WHAT THE TASK REQUIRES: Filter the entries below, keeping every line that has the word "sind".

Dataset rows:
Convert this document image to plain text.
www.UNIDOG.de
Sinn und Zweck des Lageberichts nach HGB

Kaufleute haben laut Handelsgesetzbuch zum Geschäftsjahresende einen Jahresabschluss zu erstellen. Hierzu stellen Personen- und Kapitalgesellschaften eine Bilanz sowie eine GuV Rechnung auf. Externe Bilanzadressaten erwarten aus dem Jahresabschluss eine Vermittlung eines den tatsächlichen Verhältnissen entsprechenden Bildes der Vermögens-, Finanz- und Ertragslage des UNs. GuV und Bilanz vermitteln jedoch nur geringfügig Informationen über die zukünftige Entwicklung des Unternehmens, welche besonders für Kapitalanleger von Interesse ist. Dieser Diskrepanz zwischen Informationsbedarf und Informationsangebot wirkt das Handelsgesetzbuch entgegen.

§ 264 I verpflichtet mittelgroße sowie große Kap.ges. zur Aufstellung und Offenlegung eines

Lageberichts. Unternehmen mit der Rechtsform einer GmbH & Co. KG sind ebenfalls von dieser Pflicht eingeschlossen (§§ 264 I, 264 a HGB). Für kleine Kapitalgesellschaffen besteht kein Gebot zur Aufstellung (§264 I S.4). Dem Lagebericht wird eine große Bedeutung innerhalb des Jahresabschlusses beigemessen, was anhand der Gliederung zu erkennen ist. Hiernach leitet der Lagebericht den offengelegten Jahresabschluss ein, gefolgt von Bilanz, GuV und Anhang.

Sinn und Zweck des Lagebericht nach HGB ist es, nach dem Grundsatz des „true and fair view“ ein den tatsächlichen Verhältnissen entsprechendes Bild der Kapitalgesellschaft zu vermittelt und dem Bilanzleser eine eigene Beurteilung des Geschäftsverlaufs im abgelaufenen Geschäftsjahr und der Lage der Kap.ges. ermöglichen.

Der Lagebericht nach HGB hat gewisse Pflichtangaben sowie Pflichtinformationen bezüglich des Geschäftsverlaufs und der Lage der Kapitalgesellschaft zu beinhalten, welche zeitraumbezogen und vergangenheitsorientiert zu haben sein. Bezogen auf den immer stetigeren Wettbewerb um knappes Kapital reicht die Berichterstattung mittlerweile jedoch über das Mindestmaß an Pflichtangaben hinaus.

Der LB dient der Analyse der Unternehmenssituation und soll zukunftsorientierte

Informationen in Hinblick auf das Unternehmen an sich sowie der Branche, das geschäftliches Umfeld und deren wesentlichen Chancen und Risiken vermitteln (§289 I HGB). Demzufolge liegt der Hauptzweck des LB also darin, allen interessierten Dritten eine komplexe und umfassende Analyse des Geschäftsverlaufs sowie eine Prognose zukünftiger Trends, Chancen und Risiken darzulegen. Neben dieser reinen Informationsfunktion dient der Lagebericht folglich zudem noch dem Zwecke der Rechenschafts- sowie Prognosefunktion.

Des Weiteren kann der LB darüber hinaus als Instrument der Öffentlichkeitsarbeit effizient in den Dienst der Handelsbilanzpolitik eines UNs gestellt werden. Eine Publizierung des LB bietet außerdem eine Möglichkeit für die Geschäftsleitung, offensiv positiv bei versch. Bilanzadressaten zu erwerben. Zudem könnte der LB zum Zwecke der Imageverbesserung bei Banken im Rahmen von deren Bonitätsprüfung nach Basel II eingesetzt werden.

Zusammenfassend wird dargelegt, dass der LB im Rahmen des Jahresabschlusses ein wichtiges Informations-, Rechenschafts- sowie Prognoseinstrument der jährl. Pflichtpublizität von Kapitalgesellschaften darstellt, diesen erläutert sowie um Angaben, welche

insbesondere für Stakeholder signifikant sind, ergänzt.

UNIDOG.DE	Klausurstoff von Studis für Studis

TASK RESULT:
Lageberichts. Unternehmen mit der Rechtsform einer GmbH & Co. KG sind ebenfalls von dieser Pflicht eingeschlossen (§§ 264 I, 264 a HGB). Für kleine Kapitalgesellschaffen besteht kein Gebot zur Aufstellung (§264 I S.4). Dem Lagebericht wird eine große Bedeutung innerhalb des Jahresabschlusses beigemessen, was anhand der Gliederung zu erkennen ist. Hiernach leitet der Lagebericht den offengelegten Jahresabschluss ein, gefolgt von Bilanz, GuV und Anhang.
insbesondere für Stakeholder signifikant sind, ergänzt.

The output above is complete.